• **Okuma Parçası**
================

100. yılında Şam-ı Şerif buluşması

Okuduğumuz Fatihalarla Çanakkale Şehitlerimizin ruhlarını şâd etmeye çalıştığımız 18 Mart günü Gaziantep Ulu Camii’nde Cuma namazını edâ ettikten sonra diğer vilâyetlerden gelen akademisyen arkadaşlarımızla buluşup, hep birlikte bizleri bekleyen 8 numaralı otobüsümüz ile Şam-ı Şerif’e doğru yol almaya başladık.

 

Organizenin başarısı ve titizliği ilk adımdan itibaren hemencecik fark ediliyordu. Otobüsün konforundan, midelerin hizmetlerine varıncaya kadar her şey en ince detayıyla düşünülmüş ve hiçbir şeyden kaçınılmamıştı. Tebrik edilesi bu güzel organizasyon Öncüpınar Sınır Kapısı’nda rehberliğimizi devralan profesyonel Ahmed Hüseyin ile devam etti.
Sabaha doğru yerleşebildiğimiz otele de diyecek yoktu doğrusu… Beş yıldız konforunu taşıyan İblâ’-Şam doğu-batı sentezi taşıyan özelliği ile bizlere hizmet etmek için hazır ve nazır bulunuyordu.

================

• **Sağlanan Veriler**
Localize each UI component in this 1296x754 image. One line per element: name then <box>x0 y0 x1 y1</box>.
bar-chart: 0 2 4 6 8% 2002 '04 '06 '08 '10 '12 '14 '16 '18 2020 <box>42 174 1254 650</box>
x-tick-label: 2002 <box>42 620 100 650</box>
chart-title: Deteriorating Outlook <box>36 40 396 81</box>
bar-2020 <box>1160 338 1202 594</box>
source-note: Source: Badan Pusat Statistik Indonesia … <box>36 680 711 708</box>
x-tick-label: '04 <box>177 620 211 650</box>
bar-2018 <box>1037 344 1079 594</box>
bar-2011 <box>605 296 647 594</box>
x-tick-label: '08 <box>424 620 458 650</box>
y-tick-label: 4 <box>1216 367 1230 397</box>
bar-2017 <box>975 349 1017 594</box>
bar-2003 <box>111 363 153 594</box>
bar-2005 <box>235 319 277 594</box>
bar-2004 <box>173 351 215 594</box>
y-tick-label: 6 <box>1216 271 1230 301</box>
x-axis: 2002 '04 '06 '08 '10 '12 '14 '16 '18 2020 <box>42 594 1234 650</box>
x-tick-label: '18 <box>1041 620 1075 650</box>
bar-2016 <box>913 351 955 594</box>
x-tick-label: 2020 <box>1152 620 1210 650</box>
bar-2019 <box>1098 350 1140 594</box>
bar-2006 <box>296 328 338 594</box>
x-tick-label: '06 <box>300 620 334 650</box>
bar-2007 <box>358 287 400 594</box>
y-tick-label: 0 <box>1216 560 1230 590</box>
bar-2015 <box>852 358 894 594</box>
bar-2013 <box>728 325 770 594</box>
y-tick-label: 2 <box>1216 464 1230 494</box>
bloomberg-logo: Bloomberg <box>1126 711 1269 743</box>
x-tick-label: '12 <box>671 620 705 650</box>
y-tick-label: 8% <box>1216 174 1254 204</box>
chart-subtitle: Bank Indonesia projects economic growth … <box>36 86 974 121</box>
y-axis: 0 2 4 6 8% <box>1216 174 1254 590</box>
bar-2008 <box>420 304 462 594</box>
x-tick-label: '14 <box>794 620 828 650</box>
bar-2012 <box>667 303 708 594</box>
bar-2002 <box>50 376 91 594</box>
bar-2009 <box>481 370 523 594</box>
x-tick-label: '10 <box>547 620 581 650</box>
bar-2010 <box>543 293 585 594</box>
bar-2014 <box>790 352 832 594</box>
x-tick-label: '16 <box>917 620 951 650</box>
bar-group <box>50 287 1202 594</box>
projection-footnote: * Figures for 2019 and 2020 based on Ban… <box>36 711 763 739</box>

================

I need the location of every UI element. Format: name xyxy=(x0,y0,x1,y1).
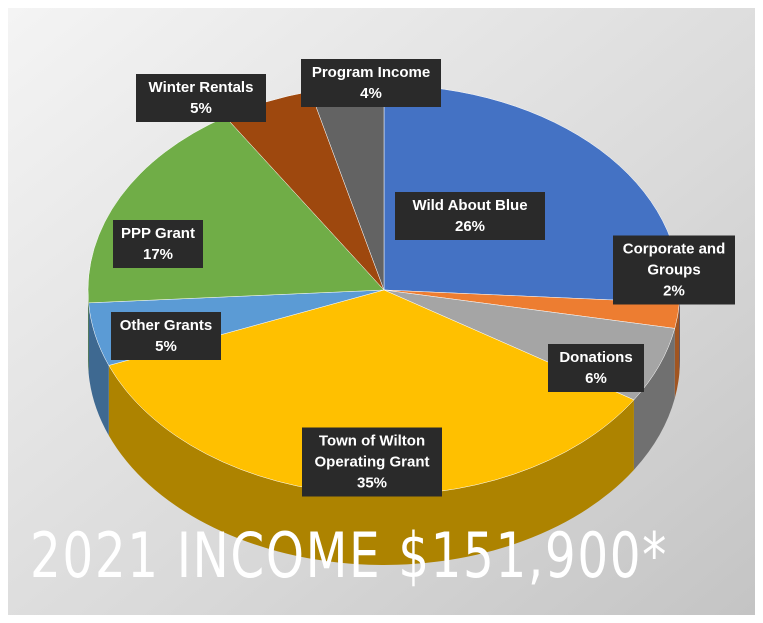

================

• **Problemler ve Görevler**
(a) Okuma parçasına göre organizasyonun başarısı ve titizliği neden ilk adımdan itibaren fark ediliyordu? Bir ile üç cümleyle açıklayın.
(b) Lütfen okuma parçasının "Okuduğumuz Fatihalarla Çanakkale" sözleriyle başlayıp "ile devam etti." sözlerine kadar süren kısmını olduğu gibi yazın.

• **Sıralı Çıktılar**
(a) Otobüsün konforundan midelerin hizmetlerine varıncaya kadar her şey en ince ayrıntısıyla düşünülmüştü. Hiçbir şeyden de kaçınılmamıştı. Bu yüzden organizasyonun başarısı ve titizliği daha ilk adımdan hemen fark ediliyordu.

(b)
Okuduğumuz Fatihalarla Çanakkale Şehitlerimizin ruhlarını şâd etmeye çalıştığımız 18 Mart günü Gaziantep Ulu Camii’nde Cuma namazını edâ ettikten sonra diğer vilâyetlerden gelen akademisyen arkadaşlarımızla buluşup, hep birlikte bizleri bekleyen 8 numaralı otobüsümüz ile Şam-ı Şerif’e doğru yol almaya başladık.

 

Organizenin başarısı ve titizliği ilk adımdan itibaren hemencecik fark ediliyordu. Otobüsün konforundan, midelerin hizmetlerine varıncaya kadar her şey en ince detayıyla düşünülmüş ve hiçbir şeyden kaçınılmamıştı. Tebrik edilesi bu güzel organizasyon Öncüpınar Sınır Kapısı’nda rehberliğimizi devralan profesyonel Ahmed Hüseyin ile devam etti.